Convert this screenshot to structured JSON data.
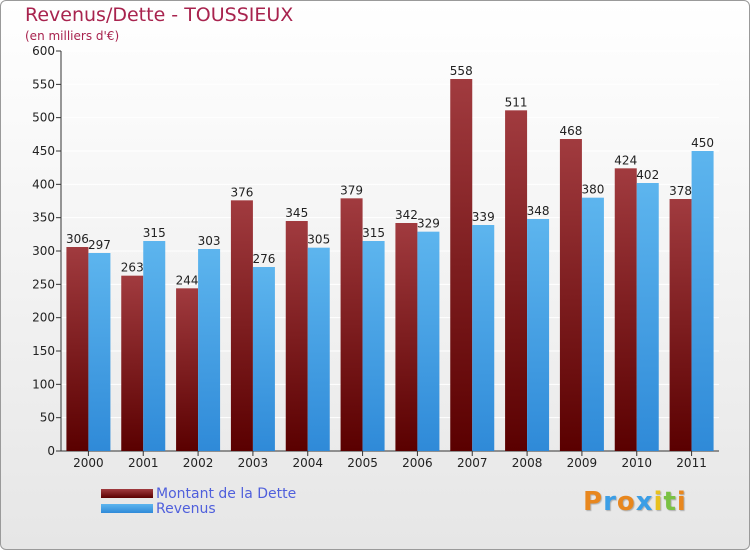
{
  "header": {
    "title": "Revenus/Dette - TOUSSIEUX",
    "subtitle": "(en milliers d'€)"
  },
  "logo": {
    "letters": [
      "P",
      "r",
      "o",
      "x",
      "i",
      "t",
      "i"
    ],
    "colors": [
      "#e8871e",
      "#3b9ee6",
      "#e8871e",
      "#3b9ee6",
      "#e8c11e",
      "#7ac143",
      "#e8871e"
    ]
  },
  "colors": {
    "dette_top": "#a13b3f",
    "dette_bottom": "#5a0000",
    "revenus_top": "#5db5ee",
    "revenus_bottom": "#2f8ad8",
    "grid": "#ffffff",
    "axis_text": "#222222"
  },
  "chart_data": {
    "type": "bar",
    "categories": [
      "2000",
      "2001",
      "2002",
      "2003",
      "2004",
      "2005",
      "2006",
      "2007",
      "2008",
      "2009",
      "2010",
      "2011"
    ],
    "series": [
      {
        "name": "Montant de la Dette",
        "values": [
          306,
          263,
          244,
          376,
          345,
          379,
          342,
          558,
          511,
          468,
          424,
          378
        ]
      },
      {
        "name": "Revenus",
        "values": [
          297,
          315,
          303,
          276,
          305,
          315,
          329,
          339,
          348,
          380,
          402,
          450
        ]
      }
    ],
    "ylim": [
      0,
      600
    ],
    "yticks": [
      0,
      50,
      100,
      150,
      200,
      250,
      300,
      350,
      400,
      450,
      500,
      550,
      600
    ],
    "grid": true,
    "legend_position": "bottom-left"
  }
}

────────────────────

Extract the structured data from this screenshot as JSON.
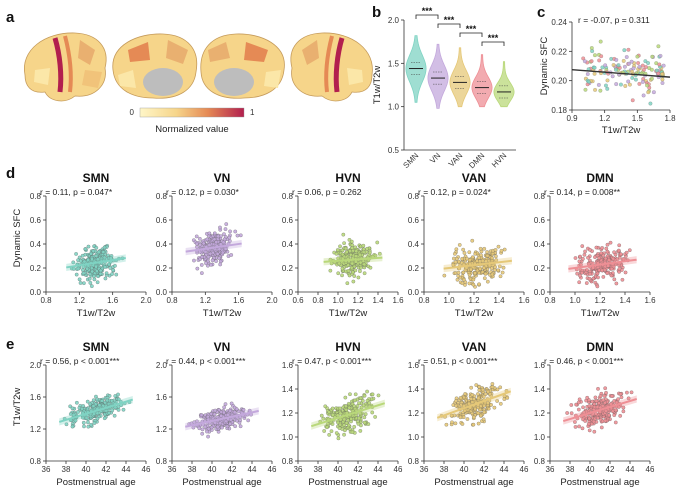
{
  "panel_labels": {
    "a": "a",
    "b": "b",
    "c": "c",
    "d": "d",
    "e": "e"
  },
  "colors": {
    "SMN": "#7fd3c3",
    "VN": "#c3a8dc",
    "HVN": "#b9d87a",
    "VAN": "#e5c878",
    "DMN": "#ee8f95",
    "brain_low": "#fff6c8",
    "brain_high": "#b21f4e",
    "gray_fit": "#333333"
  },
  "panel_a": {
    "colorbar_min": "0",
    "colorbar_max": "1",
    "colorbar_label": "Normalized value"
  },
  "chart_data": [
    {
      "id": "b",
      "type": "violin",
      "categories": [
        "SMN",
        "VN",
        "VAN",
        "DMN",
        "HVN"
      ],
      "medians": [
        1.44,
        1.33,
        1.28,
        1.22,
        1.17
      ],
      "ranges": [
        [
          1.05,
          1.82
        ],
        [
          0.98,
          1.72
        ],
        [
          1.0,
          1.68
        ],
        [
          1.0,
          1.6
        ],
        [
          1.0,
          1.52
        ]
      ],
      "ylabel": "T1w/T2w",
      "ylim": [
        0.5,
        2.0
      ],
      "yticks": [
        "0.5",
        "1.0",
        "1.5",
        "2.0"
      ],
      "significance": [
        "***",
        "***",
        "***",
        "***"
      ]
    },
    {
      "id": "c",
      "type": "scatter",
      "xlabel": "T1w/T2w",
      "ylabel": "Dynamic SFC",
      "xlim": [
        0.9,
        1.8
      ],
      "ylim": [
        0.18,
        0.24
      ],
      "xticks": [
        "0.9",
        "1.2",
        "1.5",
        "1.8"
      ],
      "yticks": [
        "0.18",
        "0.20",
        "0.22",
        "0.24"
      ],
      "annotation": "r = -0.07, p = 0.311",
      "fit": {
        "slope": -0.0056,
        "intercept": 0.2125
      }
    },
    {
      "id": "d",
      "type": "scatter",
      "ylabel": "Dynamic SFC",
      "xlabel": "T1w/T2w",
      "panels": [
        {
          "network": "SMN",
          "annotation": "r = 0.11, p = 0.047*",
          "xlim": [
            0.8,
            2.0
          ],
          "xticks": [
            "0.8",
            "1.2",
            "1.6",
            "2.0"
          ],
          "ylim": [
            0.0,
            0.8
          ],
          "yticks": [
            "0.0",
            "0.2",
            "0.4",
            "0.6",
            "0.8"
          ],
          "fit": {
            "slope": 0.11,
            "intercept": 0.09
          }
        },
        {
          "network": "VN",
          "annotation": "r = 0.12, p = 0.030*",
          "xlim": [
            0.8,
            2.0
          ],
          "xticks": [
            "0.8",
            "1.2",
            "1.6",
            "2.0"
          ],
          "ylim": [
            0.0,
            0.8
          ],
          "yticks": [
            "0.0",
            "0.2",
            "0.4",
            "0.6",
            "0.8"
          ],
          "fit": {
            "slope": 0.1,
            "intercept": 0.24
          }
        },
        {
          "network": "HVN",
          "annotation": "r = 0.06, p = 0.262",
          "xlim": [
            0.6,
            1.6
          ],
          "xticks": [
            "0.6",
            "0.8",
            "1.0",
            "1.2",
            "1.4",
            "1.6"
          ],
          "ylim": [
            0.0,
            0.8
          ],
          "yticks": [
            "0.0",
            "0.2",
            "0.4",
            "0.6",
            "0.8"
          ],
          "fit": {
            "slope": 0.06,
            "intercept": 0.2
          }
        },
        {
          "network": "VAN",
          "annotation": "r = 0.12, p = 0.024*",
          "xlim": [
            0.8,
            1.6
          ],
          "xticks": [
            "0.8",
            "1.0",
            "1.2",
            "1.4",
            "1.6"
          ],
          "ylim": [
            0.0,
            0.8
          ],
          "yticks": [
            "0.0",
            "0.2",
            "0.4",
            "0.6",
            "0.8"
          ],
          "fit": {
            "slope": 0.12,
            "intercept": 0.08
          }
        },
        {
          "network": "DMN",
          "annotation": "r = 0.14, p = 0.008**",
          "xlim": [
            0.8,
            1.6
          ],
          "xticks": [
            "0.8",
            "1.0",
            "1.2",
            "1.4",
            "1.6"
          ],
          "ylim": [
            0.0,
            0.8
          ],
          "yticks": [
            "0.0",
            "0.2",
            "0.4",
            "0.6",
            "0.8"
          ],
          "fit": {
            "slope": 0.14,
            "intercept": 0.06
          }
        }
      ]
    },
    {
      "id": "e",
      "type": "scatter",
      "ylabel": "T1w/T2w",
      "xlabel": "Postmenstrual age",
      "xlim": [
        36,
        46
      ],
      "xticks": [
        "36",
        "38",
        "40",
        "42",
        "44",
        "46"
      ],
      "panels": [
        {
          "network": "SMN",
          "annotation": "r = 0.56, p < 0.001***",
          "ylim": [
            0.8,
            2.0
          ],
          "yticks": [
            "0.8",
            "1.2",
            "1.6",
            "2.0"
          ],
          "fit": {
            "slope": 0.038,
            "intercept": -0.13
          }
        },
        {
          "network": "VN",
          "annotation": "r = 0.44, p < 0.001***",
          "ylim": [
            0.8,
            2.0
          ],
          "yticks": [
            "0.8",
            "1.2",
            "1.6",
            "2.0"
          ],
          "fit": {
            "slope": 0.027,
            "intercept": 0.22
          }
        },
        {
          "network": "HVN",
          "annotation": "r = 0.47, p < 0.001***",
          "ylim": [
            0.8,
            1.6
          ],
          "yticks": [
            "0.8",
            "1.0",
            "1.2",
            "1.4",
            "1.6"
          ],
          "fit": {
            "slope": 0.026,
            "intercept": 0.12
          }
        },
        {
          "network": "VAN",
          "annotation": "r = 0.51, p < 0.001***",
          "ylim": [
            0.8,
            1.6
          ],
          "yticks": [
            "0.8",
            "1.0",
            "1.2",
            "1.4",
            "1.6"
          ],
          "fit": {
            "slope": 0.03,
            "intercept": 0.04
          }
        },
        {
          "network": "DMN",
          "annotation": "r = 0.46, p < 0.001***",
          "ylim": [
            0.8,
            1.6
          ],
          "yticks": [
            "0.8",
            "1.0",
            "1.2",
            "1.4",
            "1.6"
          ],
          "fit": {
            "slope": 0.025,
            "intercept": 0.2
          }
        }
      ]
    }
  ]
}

────────────────────

WHAT IS REQUIRED – Your task is to pick out every line with the string "structured" and copy it.

CORRECT RESULT –
Convert this screenshot to structured JSON data.
Extract the structured data from this screenshot as JSON.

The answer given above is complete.